### Data extracted from a collection

+++

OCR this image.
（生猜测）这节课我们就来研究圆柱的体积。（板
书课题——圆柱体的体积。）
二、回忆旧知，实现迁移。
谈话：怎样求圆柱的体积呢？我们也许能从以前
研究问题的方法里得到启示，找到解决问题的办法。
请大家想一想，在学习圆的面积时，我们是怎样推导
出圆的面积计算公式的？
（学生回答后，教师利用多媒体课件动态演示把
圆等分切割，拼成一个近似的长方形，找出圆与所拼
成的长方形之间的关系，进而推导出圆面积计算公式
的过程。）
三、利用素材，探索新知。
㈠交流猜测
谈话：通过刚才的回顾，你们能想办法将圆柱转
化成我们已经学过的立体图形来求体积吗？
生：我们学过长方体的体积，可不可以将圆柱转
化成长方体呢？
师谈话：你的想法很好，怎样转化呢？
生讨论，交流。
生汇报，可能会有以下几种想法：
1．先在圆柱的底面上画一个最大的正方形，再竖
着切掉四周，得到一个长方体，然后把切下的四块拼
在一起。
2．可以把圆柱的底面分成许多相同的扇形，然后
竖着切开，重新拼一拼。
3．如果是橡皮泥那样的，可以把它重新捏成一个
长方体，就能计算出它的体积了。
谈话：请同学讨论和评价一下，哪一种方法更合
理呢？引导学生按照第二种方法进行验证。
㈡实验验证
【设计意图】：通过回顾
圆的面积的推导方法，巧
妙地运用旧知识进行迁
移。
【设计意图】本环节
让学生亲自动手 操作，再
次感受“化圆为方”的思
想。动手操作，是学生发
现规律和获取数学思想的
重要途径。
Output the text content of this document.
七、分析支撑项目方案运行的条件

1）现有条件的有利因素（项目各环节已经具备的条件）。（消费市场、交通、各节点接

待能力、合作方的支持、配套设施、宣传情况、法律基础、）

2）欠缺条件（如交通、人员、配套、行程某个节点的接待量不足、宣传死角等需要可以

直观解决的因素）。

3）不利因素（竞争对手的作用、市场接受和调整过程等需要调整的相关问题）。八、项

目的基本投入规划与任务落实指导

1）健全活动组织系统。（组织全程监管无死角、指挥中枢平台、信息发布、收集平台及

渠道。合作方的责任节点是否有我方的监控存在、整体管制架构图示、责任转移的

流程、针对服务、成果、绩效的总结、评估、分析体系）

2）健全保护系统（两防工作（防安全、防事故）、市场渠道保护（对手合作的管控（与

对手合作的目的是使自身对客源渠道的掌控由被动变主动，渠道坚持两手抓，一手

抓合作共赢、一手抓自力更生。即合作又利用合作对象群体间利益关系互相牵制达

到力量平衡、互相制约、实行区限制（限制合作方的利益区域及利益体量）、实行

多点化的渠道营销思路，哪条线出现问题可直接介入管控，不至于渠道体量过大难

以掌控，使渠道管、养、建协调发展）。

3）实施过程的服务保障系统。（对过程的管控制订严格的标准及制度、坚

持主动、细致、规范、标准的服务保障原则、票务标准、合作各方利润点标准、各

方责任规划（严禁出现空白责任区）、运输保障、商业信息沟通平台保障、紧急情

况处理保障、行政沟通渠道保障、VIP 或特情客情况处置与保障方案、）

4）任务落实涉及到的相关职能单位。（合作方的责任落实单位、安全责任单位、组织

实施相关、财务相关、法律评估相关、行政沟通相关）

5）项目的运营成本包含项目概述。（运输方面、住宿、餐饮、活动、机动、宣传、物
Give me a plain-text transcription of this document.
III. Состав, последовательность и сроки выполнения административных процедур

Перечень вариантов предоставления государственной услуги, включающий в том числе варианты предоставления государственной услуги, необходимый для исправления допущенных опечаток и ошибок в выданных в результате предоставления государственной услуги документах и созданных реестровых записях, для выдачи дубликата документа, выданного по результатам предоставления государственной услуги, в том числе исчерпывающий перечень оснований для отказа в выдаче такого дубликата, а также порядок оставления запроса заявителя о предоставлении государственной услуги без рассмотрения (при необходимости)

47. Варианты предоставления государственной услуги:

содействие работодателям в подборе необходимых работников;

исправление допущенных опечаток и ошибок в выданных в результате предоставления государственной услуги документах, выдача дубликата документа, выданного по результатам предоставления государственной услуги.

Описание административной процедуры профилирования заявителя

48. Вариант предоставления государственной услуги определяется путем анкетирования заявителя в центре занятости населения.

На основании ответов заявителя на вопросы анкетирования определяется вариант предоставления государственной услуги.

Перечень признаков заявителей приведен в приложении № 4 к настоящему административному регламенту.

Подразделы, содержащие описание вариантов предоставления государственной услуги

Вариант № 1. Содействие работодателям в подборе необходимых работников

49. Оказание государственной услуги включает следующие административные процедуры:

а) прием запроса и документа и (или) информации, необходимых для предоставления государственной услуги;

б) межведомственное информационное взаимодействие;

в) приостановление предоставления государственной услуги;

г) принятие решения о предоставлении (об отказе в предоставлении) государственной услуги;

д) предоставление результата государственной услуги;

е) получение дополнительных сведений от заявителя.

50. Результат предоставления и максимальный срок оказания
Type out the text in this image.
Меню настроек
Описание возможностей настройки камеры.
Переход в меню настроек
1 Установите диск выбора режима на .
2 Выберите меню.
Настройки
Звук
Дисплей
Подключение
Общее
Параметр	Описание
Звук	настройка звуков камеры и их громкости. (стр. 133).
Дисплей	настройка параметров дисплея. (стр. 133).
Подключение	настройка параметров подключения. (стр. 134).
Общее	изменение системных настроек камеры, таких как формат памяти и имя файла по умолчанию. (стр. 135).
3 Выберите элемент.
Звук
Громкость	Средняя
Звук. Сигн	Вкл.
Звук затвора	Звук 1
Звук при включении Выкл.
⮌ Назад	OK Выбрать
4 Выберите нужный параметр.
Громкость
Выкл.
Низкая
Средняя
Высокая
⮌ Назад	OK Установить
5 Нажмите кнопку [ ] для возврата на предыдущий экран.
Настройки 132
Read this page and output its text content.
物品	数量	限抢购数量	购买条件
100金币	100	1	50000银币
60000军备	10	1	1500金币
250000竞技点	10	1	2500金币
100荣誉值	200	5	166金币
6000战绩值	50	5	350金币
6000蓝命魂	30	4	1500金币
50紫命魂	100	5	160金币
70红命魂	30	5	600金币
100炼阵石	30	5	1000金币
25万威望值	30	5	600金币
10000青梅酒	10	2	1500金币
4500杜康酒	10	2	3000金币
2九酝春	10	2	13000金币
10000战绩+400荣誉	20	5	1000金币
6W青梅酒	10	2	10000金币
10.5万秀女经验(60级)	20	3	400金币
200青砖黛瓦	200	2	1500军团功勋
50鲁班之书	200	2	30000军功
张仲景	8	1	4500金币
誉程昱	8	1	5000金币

+++

### What you should do
Return the entries above exactly as they appear.

### Output for this task
OCR this image.
（生猜测）这节课我们就来研究圆柱的体积。（板
书课题——圆柱体的体积。）
二、回忆旧知，实现迁移。
谈话：怎样求圆柱的体积呢？我们也许能从以前
研究问题的方法里得到启示，找到解决问题的办法。
请大家想一想，在学习圆的面积时，我们是怎样推导
出圆的面积计算公式的？
（学生回答后，教师利用多媒体课件动态演示把
圆等分切割，拼成一个近似的长方形，找出圆与所拼
成的长方形之间的关系，进而推导出圆面积计算公式
的过程。）
三、利用素材，探索新知。
㈠交流猜测
谈话：通过刚才的回顾，你们能想办法将圆柱转
化成我们已经学过的立体图形来求体积吗？
生：我们学过长方体的体积，可不可以将圆柱转
化成长方体呢？
师谈话：你的想法很好，怎样转化呢？
生讨论，交流。
生汇报，可能会有以下几种想法：
1．先在圆柱的底面上画一个最大的正方形，再竖
着切掉四周，得到一个长方体，然后把切下的四块拼
在一起。
2．可以把圆柱的底面分成许多相同的扇形，然后
竖着切开，重新拼一拼。
3．如果是橡皮泥那样的，可以把它重新捏成一个
长方体，就能计算出它的体积了。
谈话：请同学讨论和评价一下，哪一种方法更合
理呢？引导学生按照第二种方法进行验证。
㈡实验验证
【设计意图】：通过回顾
圆的面积的推导方法，巧
妙地运用旧知识进行迁
移。
【设计意图】本环节
让学生亲自动手 操作，再
次感受“化圆为方”的思
想。动手操作，是学生发
现规律和获取数学思想的
重要途径。
Output the text content of this document.
七、分析支撑项目方案运行的条件

1）现有条件的有利因素（项目各环节已经具备的条件）。（消费市场、交通、各节点接

待能力、合作方的支持、配套设施、宣传情况、法律基础、）

2）欠缺条件（如交通、人员、配套、行程某个节点的接待量不足、宣传死角等需要可以

直观解决的因素）。

3）不利因素（竞争对手的作用、市场接受和调整过程等需要调整的相关问题）。八、项

目的基本投入规划与任务落实指导

1）健全活动组织系统。（组织全程监管无死角、指挥中枢平台、信息发布、收集平台及

渠道。合作方的责任节点是否有我方的监控存在、整体管制架构图示、责任转移的

流程、针对服务、成果、绩效的总结、评估、分析体系）

2）健全保护系统（两防工作（防安全、防事故）、市场渠道保护（对手合作的管控（与

对手合作的目的是使自身对客源渠道的掌控由被动变主动，渠道坚持两手抓，一手

抓合作共赢、一手抓自力更生。即合作又利用合作对象群体间利益关系互相牵制达

到力量平衡、互相制约、实行区限制（限制合作方的利益区域及利益体量）、实行

多点化的渠道营销思路，哪条线出现问题可直接介入管控，不至于渠道体量过大难

以掌控，使渠道管、养、建协调发展）。

3）实施过程的服务保障系统。（对过程的管控制订严格的标准及制度、坚

持主动、细致、规范、标准的服务保障原则、票务标准、合作各方利润点标准、各

方责任规划（严禁出现空白责任区）、运输保障、商业信息沟通平台保障、紧急情

况处理保障、行政沟通渠道保障、VIP 或特情客情况处置与保障方案、）

4）任务落实涉及到的相关职能单位。（合作方的责任落实单位、安全责任单位、组织

实施相关、财务相关、法律评估相关、行政沟通相关）

5）项目的运营成本包含项目概述。（运输方面、住宿、餐饮、活动、机动、宣传、物
Give me a plain-text transcription of this document.
III. Состав, последовательность и сроки выполнения административных процедур

Перечень вариантов предоставления государственной услуги, включающий в том числе варианты предоставления государственной услуги, необходимый для исправления допущенных опечаток и ошибок в выданных в результате предоставления государственной услуги документах и созданных реестровых записях, для выдачи дубликата документа, выданного по результатам предоставления государственной услуги, в том числе исчерпывающий перечень оснований для отказа в выдаче такого дубликата, а также порядок оставления запроса заявителя о предоставлении государственной услуги без рассмотрения (при необходимости)

47. Варианты предоставления государственной услуги:

содействие работодателям в подборе необходимых работников;

исправление допущенных опечаток и ошибок в выданных в результате предоставления государственной услуги документах, выдача дубликата документа, выданного по результатам предоставления государственной услуги.

Описание административной процедуры профилирования заявителя

48. Вариант предоставления государственной услуги определяется путем анкетирования заявителя в центре занятости населения.

На основании ответов заявителя на вопросы анкетирования определяется вариант предоставления государственной услуги.

Перечень признаков заявителей приведен в приложении № 4 к настоящему административному регламенту.

Подразделы, содержащие описание вариантов предоставления государственной услуги

Вариант № 1. Содействие работодателям в подборе необходимых работников

49. Оказание государственной услуги включает следующие административные процедуры:

а) прием запроса и документа и (или) информации, необходимых для предоставления государственной услуги;

б) межведомственное информационное взаимодействие;

в) приостановление предоставления государственной услуги;

г) принятие решения о предоставлении (об отказе в предоставлении) государственной услуги;

д) предоставление результата государственной услуги;

е) получение дополнительных сведений от заявителя.

50. Результат предоставления и максимальный срок оказания
Type out the text in this image.
Меню настроек
Описание возможностей настройки камеры.
Переход в меню настроек
1 Установите диск выбора режима на .
2 Выберите меню.
Настройки
Звук
Дисплей
Подключение
Общее
Параметр	Описание
Звук	настройка звуков камеры и их громкости. (стр. 133).
Дисплей	настройка параметров дисплея. (стр. 133).
Подключение	настройка параметров подключения. (стр. 134).
Общее	изменение системных настроек камеры, таких как формат памяти и имя файла по умолчанию. (стр. 135).
3 Выберите элемент.
Звук
Громкость	Средняя
Звук. Сигн	Вкл.
Звук затвора	Звук 1
Звук при включении Выкл.
⮌ Назад	OK Выбрать
4 Выберите нужный параметр.
Громкость
Выкл.
Низкая
Средняя
Высокая
⮌ Назад	OK Установить
5 Нажмите кнопку [ ] для возврата на предыдущий экран.
Настройки 132
Read this page and output its text content.
物品	数量	限抢购数量	购买条件
100金币	100	1	50000银币
60000军备	10	1	1500金币
250000竞技点	10	1	2500金币
100荣誉值	200	5	166金币
6000战绩值	50	5	350金币
6000蓝命魂	30	4	1500金币
50紫命魂	100	5	160金币
70红命魂	30	5	600金币
100炼阵石	30	5	1000金币
25万威望值	30	5	600金币
10000青梅酒	10	2	1500金币
4500杜康酒	10	2	3000金币
2九酝春	10	2	13000金币
10000战绩+400荣誉	20	5	1000金币
6W青梅酒	10	2	10000金币
10.5万秀女经验(60级)	20	3	400金币
200青砖黛瓦	200	2	1500军团功勋
50鲁班之书	200	2	30000军功
张仲景	8	1	4500金币
誉程昱	8	1	5000金币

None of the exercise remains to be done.